— Start RECORDS FOR THIS TASK —

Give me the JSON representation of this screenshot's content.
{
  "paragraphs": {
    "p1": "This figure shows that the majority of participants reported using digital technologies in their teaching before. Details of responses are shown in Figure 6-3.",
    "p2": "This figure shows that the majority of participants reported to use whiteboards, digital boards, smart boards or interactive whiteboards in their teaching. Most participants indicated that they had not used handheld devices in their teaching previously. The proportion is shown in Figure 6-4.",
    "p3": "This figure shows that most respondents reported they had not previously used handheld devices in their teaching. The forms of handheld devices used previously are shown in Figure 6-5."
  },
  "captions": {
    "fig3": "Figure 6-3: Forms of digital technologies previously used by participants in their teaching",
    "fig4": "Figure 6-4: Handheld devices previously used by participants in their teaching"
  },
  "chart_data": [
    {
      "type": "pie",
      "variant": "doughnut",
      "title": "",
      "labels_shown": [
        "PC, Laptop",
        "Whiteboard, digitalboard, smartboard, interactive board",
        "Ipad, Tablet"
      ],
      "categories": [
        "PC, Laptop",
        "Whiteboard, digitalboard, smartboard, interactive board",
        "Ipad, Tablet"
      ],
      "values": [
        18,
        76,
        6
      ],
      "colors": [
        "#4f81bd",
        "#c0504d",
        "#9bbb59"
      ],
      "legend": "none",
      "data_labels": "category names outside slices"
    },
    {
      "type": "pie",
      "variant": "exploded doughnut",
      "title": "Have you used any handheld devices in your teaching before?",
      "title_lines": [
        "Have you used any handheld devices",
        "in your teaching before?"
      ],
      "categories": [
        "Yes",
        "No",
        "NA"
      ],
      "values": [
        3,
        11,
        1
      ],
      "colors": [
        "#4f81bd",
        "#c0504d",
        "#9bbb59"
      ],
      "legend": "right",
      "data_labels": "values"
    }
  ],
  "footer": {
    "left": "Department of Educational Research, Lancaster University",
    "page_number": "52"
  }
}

— End RECORDS FOR THIS TASK —

=== WRITTEN INSTRUCTION ===
Copy each line above containing the string "before".

=== TASK RESULT ===
    "p1": "This figure shows that the majority of participants reported using digital technologies in their teaching before. Details of responses are shown in Figure 6-3.",
      "title": "Have you used any handheld devices in your teaching before?",
        "in your teaching before?"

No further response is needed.